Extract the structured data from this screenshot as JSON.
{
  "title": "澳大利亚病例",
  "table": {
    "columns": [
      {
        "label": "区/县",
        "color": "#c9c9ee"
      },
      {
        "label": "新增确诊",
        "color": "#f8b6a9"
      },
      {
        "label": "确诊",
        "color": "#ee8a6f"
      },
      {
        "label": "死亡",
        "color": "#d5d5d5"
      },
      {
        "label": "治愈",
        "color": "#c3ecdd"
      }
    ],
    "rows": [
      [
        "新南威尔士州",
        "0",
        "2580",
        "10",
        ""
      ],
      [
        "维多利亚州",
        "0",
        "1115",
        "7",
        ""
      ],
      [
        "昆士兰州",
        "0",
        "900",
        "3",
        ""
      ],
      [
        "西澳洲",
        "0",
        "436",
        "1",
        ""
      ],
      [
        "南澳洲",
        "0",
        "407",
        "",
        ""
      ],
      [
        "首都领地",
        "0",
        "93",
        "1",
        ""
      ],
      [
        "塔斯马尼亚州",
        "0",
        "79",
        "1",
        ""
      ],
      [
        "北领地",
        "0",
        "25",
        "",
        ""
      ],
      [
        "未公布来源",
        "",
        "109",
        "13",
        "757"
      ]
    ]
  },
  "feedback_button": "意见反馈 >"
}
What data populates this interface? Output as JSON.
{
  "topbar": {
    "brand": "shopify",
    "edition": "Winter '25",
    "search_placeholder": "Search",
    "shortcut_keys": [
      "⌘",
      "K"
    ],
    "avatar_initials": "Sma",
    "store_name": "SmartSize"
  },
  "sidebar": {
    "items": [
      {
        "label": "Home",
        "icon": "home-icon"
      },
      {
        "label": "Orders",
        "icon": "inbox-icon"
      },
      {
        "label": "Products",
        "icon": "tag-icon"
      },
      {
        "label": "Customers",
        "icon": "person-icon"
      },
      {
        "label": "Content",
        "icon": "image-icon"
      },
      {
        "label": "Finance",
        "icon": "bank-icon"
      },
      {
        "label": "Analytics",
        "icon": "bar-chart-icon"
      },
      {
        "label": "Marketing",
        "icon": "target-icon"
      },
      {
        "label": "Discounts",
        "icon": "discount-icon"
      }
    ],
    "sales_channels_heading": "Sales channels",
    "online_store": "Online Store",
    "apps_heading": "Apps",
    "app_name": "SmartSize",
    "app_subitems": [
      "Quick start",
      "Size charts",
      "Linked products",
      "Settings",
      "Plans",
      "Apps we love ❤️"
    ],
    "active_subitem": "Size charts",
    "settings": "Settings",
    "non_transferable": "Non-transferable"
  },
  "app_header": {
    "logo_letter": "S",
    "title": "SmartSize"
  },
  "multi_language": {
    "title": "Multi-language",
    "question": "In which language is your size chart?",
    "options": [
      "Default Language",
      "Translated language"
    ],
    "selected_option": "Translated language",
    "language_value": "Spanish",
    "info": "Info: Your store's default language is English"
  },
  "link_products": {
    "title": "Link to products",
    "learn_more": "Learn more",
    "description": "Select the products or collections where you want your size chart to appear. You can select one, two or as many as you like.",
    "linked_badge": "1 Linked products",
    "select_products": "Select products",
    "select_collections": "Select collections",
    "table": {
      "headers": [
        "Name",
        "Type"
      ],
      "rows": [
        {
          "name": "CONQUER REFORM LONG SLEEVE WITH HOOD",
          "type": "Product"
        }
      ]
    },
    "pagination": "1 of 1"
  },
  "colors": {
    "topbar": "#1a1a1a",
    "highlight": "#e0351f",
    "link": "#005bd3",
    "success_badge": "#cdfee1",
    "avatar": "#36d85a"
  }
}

^^^^

▸ **What is needed**
Where a line in the material contains "collections", copy that line.

▸ **Full response**
    "description": "Select the products or collections where you want your size chart to appear. You can select one, two or as many as you like.",
    "select_collections": "Select collections",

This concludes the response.